**LISTED ENTRIES**
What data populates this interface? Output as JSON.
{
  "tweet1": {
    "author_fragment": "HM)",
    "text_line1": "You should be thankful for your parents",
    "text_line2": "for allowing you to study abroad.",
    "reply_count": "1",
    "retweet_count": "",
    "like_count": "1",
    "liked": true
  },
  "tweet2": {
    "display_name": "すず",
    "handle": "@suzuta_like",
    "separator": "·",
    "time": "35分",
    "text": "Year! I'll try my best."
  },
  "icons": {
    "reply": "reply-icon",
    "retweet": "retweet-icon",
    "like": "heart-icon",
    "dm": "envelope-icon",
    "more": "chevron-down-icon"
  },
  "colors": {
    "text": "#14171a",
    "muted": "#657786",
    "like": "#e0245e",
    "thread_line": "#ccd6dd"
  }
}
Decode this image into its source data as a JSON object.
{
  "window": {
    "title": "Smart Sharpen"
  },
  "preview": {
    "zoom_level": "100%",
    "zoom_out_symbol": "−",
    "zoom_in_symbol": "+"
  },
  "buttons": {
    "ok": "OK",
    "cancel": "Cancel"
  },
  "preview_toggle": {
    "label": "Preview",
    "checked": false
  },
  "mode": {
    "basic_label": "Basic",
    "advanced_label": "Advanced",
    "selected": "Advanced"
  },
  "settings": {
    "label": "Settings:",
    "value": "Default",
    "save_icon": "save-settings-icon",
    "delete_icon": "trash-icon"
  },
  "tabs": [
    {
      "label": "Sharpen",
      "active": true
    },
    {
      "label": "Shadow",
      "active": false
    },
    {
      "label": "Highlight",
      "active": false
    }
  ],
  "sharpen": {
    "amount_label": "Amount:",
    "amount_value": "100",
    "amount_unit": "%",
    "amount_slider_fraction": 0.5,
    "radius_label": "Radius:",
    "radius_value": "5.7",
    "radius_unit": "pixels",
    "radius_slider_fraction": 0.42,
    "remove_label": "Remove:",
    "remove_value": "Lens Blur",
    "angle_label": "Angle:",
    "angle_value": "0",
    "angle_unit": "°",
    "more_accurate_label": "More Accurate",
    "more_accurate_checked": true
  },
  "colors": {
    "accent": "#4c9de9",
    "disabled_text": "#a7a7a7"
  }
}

**WHAT YOU HAVE TO DO**
Copy each line containing the word "true" from the data.

**RIGHT ANSWER**
    "liked": true
      "active": true
    "more_accurate_checked": true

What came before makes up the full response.